■ Set task
Scan the entries below for the word "fritidshus". Copy each line that has it.

(Figure dataset records)

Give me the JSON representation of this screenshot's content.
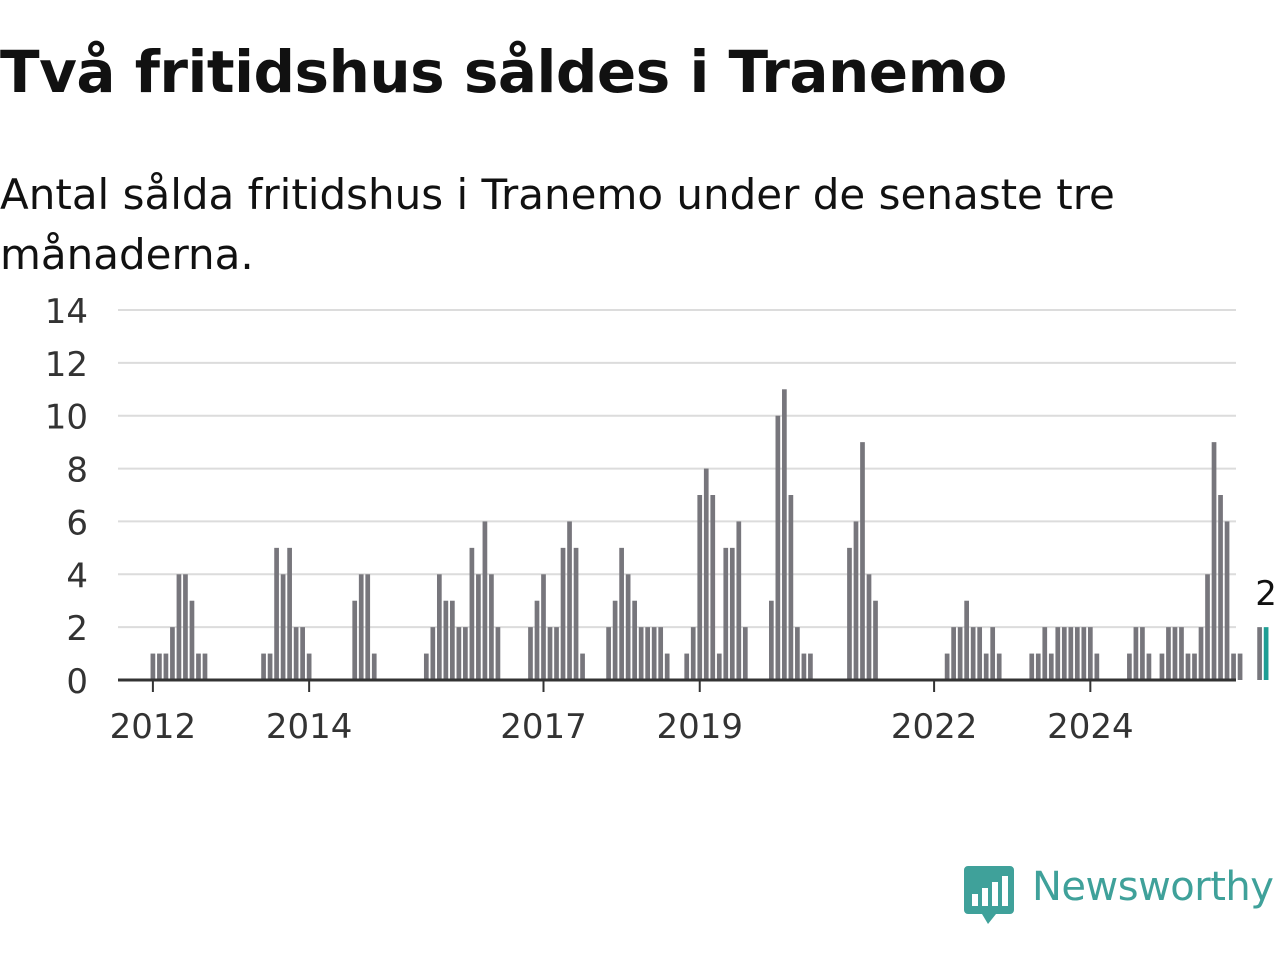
{
  "title": "Två fritidshus såldes i Tranemo",
  "subtitle": "Antal sålda fritidshus i Tranemo under de senaste tre månaderna.",
  "brand": {
    "name": "Newsworthy",
    "color": "#3fa19a"
  },
  "chart_data": {
    "type": "bar",
    "x_start": "2011-08",
    "x_unit": "month",
    "ylim": [
      0,
      14
    ],
    "y_ticks": [
      0,
      2,
      4,
      6,
      8,
      10,
      12,
      14
    ],
    "x_ticks": [
      {
        "label": "2012",
        "month": "2012-01"
      },
      {
        "label": "2014",
        "month": "2014-01"
      },
      {
        "label": "2017",
        "month": "2017-01"
      },
      {
        "label": "2019",
        "month": "2019-01"
      },
      {
        "label": "2022",
        "month": "2022-01"
      },
      {
        "label": "2024",
        "month": "2024-01"
      }
    ],
    "grid": true,
    "colors": {
      "bar": "#77767c",
      "highlight": "#1f9e94",
      "grid": "#dcdcdc",
      "axis": "#333333"
    },
    "highlight_label": "2",
    "values": [
      0,
      0,
      0,
      0,
      0,
      1,
      1,
      1,
      2,
      4,
      4,
      3,
      1,
      1,
      0,
      0,
      0,
      0,
      0,
      0,
      0,
      0,
      1,
      1,
      5,
      4,
      5,
      2,
      2,
      1,
      0,
      0,
      0,
      0,
      0,
      0,
      3,
      4,
      4,
      1,
      0,
      0,
      0,
      0,
      0,
      0,
      0,
      1,
      2,
      4,
      3,
      3,
      2,
      2,
      5,
      4,
      6,
      4,
      2,
      0,
      0,
      0,
      0,
      2,
      3,
      4,
      2,
      2,
      5,
      6,
      5,
      1,
      0,
      0,
      0,
      2,
      3,
      5,
      4,
      3,
      2,
      2,
      2,
      2,
      1,
      0,
      0,
      1,
      2,
      7,
      8,
      7,
      1,
      5,
      5,
      6,
      2,
      0,
      0,
      0,
      3,
      10,
      11,
      7,
      2,
      1,
      1,
      0,
      0,
      0,
      0,
      0,
      5,
      6,
      9,
      4,
      3,
      0,
      0,
      0,
      0,
      0,
      0,
      0,
      0,
      0,
      0,
      1,
      2,
      2,
      3,
      2,
      2,
      1,
      2,
      1,
      0,
      0,
      0,
      0,
      1,
      1,
      2,
      1,
      2,
      2,
      2,
      2,
      2,
      2,
      1,
      0,
      0,
      0,
      0,
      1,
      2,
      2,
      1,
      0,
      1,
      2,
      2,
      2,
      1,
      1,
      2,
      4,
      9,
      7,
      6,
      1,
      1,
      0,
      0,
      2,
      2
    ]
  }
}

■ Expected answer
  "title": "Två fritidshus såldes i Tranemo",
  "subtitle": "Antal sålda fritidshus i Tranemo under de senaste tre månaderna.",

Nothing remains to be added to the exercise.